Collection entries
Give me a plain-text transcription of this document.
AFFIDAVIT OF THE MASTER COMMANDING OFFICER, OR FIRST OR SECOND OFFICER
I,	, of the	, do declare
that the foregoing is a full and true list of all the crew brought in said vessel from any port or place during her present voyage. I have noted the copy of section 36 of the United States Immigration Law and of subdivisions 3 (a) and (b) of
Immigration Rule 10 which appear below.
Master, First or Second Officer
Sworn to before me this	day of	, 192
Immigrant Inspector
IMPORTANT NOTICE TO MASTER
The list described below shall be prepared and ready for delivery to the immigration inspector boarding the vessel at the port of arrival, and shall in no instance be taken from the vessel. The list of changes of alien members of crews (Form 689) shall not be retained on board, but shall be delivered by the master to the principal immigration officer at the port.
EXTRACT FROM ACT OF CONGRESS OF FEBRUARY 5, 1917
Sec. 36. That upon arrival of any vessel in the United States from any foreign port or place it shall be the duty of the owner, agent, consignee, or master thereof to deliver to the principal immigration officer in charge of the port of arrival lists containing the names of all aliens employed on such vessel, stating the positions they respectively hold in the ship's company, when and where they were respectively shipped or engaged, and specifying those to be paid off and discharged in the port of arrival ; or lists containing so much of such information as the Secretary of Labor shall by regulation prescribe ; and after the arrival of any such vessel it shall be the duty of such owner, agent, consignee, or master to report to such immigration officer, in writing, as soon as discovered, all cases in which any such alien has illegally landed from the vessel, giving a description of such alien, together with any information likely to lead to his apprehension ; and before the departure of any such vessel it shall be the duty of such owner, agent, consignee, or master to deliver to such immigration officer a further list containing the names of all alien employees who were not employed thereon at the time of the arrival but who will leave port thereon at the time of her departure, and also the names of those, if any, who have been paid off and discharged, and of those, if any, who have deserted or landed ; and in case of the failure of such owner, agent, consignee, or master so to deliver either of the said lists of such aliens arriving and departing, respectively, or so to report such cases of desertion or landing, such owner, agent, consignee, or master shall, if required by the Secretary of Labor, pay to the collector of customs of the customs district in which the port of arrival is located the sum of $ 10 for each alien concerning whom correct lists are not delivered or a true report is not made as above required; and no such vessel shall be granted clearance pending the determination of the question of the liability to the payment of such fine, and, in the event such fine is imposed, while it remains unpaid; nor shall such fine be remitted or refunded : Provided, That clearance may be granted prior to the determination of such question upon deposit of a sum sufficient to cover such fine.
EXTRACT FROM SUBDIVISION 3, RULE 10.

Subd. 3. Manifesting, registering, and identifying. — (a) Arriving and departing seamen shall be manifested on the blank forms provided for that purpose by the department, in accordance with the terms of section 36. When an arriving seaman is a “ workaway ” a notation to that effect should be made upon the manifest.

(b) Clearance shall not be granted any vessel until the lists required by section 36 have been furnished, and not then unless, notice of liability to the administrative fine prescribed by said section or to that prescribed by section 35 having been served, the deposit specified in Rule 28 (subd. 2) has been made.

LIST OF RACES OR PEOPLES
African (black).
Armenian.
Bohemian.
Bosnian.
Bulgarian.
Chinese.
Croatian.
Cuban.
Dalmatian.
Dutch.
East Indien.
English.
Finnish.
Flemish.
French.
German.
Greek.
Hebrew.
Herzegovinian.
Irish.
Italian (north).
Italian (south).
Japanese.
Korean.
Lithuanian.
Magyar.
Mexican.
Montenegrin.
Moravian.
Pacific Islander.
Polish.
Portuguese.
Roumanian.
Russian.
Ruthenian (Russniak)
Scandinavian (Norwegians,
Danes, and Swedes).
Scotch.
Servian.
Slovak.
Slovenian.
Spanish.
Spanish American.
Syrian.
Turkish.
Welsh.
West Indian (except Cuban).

→ SHORT TASK
Of the lines in the material, how many contain the word "EXTRACT"? Reply with the number and nothing else.

→ SOLUTION TO THE PROBLEM
2